這次大選結果,我認識的好多華人朋友喜大普奔。本篇就說這個話題。
2020大選,華人對川普的支援率僅28%,實際去投票給他的更少,僅20%出頭。只有印度裔對川普的支援率比華裔更低。
而這屆大選,華人投票給川普的是37%。變化幅度雖不及大面積倒戈的拉丁裔來得大,但也相當可觀。
華人當中支援川普的比例,恰好就是來自特定地域移民所佔的華人比例(減去他們當中不支援川普的少數)。
即使是這樣的比例,我認識的華川粉依然不滿意,覺得不可置信,以他們感覺,應該絕大部分支援川普才對,因為他們的社交圈子幾乎沒有不支援川普的。或者換一種說法,幾乎沒有支援哈里斯的。
來自特定地域的華人新移民看似教育程度不低,但那是另一種教育,所持的是另一種價值觀。下面我舉一些身邊的例項——
他們的平行世界
我有一位曾私交甚篤的遠方朋友,變成堅定的國家主義、民族主義信徒。這在身歷80年代思想解放運動的一代非常罕見——至少在我的知識界朋友圈裡是如此。
我們交流總少不了爭吵,原因是對方受不了我對她所熱愛的那些事物的批評。她得出結論,我所以如此,無非是生活得不如意,懷著巨大的失落感,看見那個地方的人們過得比自己愜意,於是忿忿不平。
我過得如何,並非討論焦點。關鍵在於,物質、金錢、地位在遠方是幸福感的唯一源泉。但我無意批評她,畢竟我和那個地方已經沒有什麼關係,對她那種滿足和自豪並無依戀和嚮往,甚至毫無感覺。

····················

• **指定任務 1**: 請逐字引用下方資料中的各行,從包含「disclosure-chevron-icon[interactable] [25,383,34,391]」的那一行到包含「sidebar-item-memory[interactable]: Memory [50,230,84,242]」的那一行,首尾兩行都要包括。
下方各行資料與上面的文段毫無關聯。

····················

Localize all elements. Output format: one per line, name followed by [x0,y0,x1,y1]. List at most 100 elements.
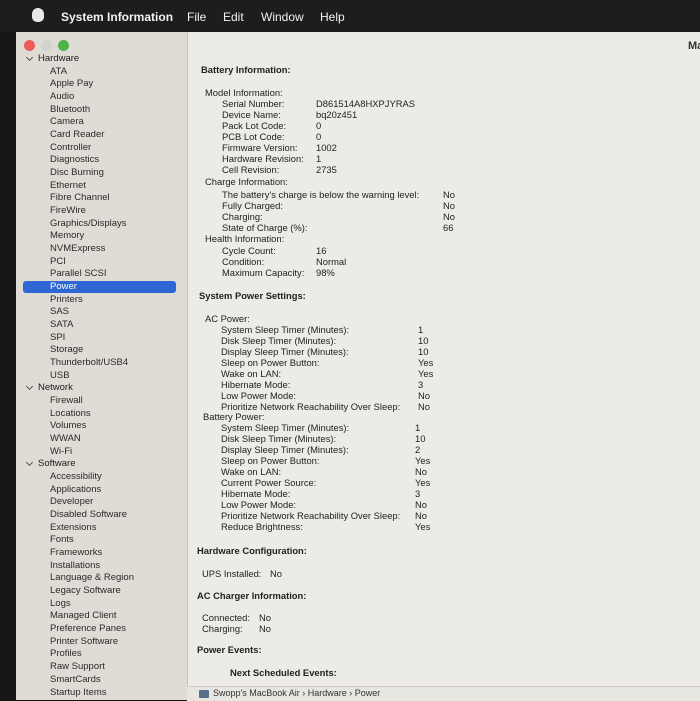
disclosure-chevron-icon[interactable] [25,383,34,391]
sidebar-item-fibre-channel[interactable]: Fibre Channel [50,192,110,204]
setting-value: 10 [418,346,429,357]
sidebar-item-printer-software[interactable]: Printer Software [50,636,118,648]
sidebar-item-sas[interactable]: SAS [50,306,69,318]
sidebar-item-memory[interactable]: Memory [50,230,84,242]
setting-label: Reduce Brightness: [221,521,303,532]
setting-label: Wake on LAN: [221,368,282,379]
menu-help[interactable]: Help [320,10,345,24]
sidebar-item-wwan[interactable]: WWAN [50,433,81,445]
sidebar-item-smartcards[interactable]: SmartCards [50,674,101,686]
fully-charged-label: Fully Charged: [222,200,283,211]
sidebar-group-hardware[interactable]: Hardware [38,53,79,65]
sidebar-item-legacy-software[interactable]: Legacy Software [50,585,121,597]
setting-value: 10 [418,335,429,346]
sidebar-item-ethernet[interactable]: Ethernet [50,180,86,192]
sidebar-item-accessibility[interactable]: Accessibility [50,471,102,483]
apple-icon[interactable] [32,8,44,22]
fully-charged-value: No [443,200,455,211]
sidebar-item-power[interactable]: Power [23,281,176,294]
section-hardware-configuration: Hardware Configuration: [197,545,307,556]
menu-edit[interactable]: Edit [223,10,244,24]
sidebar-item-printers[interactable]: Printers [50,294,83,306]
firmware-version-label: Firmware Version: [222,142,298,153]
sidebar-group-network[interactable]: Network [38,382,73,394]
setting-value: 3 [418,379,424,390]
setting-value: Yes [415,521,431,532]
disclosure-chevron-icon[interactable] [25,53,34,62]
sidebar[interactable]: Hardware ATA Apple Pay Audio Bluetooth Camera… [16,32,188,700]
charger-charging-label: Charging: [202,623,243,634]
menu-file[interactable]: File [187,10,206,24]
sidebar-item-startup-items[interactable]: Startup Items [50,687,107,699]
sidebar-item-thunderbolt-usb4[interactable]: Thunderbolt/USB4 [50,357,128,369]
sidebar-item-bluetooth[interactable]: Bluetooth [50,104,90,116]
sidebar-item-firewire[interactable]: FireWire [50,205,86,217]
device-name-value: bq20z451 [316,109,358,120]
sidebar-item-camera[interactable]: Camera [50,116,84,128]
setting-value: No [415,510,427,521]
setting-label: Hibernate Mode: [221,488,291,499]
sidebar-item-logs[interactable]: Logs [50,598,71,610]
sidebar-item-language-region[interactable]: Language & Region [50,572,134,584]
sidebar-item-graphics-displays[interactable]: Graphics/Displays [50,218,127,230]
menu-window[interactable]: Window [261,10,304,24]
minimize-button[interactable] [41,40,52,51]
sidebar-item-usb[interactable]: USB [50,370,70,382]
sidebar-item-profiles[interactable]: Profiles [50,648,82,660]
charger-charging-value: No [259,623,271,634]
sidebar-item-firewall[interactable]: Firewall [50,395,83,407]
sidebar-item-storage[interactable]: Storage [50,344,83,356]
path-bar-text[interactable]: Swopp's MacBook Air › Hardware › Power [213,688,380,698]
setting-label: Sleep on Power Button: [221,357,320,368]
sidebar-item-applications[interactable]: Applications [50,484,101,496]
pcb-lot-code-value: 0 [316,131,322,142]
sidebar-item-sata[interactable]: SATA [50,319,73,331]
setting-value: Yes [418,357,434,368]
sidebar-item-raw-support[interactable]: Raw Support [50,661,105,673]
sidebar-item-developer[interactable]: Developer [50,496,93,508]
sidebar-group-software[interactable]: Software [38,458,76,470]
sidebar-item-controller[interactable]: Controller [50,142,91,154]
cell-revision-value: 2735 [316,164,337,175]
condition-label: Condition: [222,256,265,267]
setting-value: 2 [415,444,421,455]
sidebar-item-audio[interactable]: Audio [50,91,74,103]
ac-power-heading: AC Power: [205,313,250,324]
disclosure-chevron-icon[interactable] [25,459,34,467]
menu-app-name[interactable]: System Information [61,10,173,24]
sidebar-item-preference-panes[interactable]: Preference Panes [50,623,126,635]
sidebar-item-ata[interactable]: ATA [50,66,67,78]
sidebar-item-installations[interactable]: Installations [50,560,100,572]
sidebar-item-spi[interactable]: SPI [50,332,65,344]
sidebar-item-card-reader[interactable]: Card Reader [50,129,104,141]
sidebar-item-frameworks[interactable]: Frameworks [50,547,102,559]
sidebar-item-pci[interactable]: PCI [50,256,66,268]
sidebar-item-parallel-scsi[interactable]: Parallel SCSI [50,268,107,280]
setting-value: No [418,390,430,401]
sidebar-item-wi-fi[interactable]: Wi-Fi [50,446,72,458]
setting-value: 1 [418,324,424,335]
sidebar-item-apple-pay[interactable]: Apple Pay [50,78,93,90]
section-ac-charger-information: AC Charger Information: [197,590,307,601]
serial-number-label: Serial Number: [222,98,285,109]
sidebar-item-managed-client[interactable]: Managed Client [50,610,117,622]
sidebar-item-disc-burning[interactable]: Disc Burning [50,167,104,179]
zoom-button[interactable] [58,40,69,51]
sidebar-item-nvmexpress[interactable]: NVMExpress [50,243,105,255]
setting-value: No [418,401,430,412]
connected-value: No [259,612,271,623]
setting-value: 1 [415,422,421,433]
close-button[interactable] [24,40,35,51]
sidebar-item-locations[interactable]: Locations [50,408,91,420]
setting-label: System Sleep Timer (Minutes): [221,324,350,335]
computer-icon [199,690,209,698]
sidebar-item-fonts[interactable]: Fonts [50,534,74,546]
setting-label: Hibernate Mode: [221,379,291,390]
sidebar-item-extensions[interactable]: Extensions [50,522,96,534]
sidebar-item-disabled-software[interactable]: Disabled Software [50,509,127,521]
sidebar-item-diagnostics[interactable]: Diagnostics [50,154,99,166]
sidebar-item-volumes[interactable]: Volumes [50,420,86,432]
ups-installed-label: UPS Installed: [202,568,262,579]
firmware-version-value: 1002 [316,142,337,153]
section-battery-information: Battery Information: [201,64,291,75]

····················

• **指定任務 2**: 根據上面的文段,2020年大選時華人對川普的支援率是多少?

• **完整回答 1**:
disclosure-chevron-icon[interactable] [25,383,34,391]
sidebar-item-fibre-channel[interactable]: Fibre Channel [50,192,110,204]
setting-value: 10 [418,346,429,357]
sidebar-item-printer-software[interactable]: Printer Software [50,636,118,648]
sidebar-item-sas[interactable]: SAS [50,306,69,318]
sidebar-item-memory[interactable]: Memory [50,230,84,242]

• **完整回答 2**: 2020年大選,華人對川普的支援率僅為28%。